--- JOB ---
Identify all lines of the data containing the string "center" and copy them.

--- INFORMATION SHOWN ---
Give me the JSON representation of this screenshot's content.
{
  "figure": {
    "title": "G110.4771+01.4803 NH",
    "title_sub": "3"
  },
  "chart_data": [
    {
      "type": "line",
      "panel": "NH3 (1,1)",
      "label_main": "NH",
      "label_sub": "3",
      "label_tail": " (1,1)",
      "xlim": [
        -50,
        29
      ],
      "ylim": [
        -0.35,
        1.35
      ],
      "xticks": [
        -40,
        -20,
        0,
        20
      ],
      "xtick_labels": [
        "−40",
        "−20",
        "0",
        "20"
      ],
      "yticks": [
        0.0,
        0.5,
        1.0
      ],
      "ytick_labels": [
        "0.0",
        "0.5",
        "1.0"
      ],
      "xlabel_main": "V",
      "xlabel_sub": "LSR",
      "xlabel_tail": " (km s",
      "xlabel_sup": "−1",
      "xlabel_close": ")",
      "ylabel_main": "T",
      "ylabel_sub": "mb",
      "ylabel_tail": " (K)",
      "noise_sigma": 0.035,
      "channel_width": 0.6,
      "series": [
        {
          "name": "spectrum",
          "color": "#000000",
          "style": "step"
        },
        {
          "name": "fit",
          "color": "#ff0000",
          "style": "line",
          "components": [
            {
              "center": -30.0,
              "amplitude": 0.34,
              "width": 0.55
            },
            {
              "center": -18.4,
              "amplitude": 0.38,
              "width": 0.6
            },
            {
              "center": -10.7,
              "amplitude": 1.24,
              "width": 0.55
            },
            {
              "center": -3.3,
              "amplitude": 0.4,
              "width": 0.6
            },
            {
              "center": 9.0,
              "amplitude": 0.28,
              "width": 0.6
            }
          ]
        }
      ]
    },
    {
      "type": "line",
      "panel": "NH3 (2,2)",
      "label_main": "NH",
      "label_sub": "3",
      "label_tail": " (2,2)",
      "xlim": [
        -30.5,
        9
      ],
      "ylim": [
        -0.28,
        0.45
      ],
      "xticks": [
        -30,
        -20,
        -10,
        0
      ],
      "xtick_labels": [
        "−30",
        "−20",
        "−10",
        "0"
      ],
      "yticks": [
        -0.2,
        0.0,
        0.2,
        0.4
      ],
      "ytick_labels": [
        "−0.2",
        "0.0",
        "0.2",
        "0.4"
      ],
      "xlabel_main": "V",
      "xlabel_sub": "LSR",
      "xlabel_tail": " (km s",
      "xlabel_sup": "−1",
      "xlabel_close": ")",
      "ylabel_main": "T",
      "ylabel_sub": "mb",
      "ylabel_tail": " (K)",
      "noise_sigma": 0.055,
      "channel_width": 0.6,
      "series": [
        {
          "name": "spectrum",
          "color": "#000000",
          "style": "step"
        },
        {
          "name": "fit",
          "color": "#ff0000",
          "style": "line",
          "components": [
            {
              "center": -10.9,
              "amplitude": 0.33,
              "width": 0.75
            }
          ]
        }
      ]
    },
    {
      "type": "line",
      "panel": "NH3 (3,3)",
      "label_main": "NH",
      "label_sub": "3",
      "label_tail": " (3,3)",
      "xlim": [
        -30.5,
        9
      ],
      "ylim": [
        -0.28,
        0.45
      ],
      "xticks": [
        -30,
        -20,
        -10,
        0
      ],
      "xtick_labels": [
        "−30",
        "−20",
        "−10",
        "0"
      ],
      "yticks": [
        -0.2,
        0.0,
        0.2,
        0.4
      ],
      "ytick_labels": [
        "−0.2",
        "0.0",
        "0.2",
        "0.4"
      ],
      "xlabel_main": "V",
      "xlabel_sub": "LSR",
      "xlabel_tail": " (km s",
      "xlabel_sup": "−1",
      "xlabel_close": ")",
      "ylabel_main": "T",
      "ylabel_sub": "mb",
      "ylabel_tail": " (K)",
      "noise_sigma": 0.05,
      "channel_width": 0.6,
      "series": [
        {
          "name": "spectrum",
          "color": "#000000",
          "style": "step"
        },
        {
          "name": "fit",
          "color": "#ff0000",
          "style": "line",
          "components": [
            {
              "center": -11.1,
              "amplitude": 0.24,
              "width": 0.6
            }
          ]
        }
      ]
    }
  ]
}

--- WRITTEN SOLUTION ---
              "center": -30.0,
              "center": -18.4,
              "center": -10.7,
              "center": -3.3,
              "center": 9.0,
              "center": -10.9,
              "center": -11.1,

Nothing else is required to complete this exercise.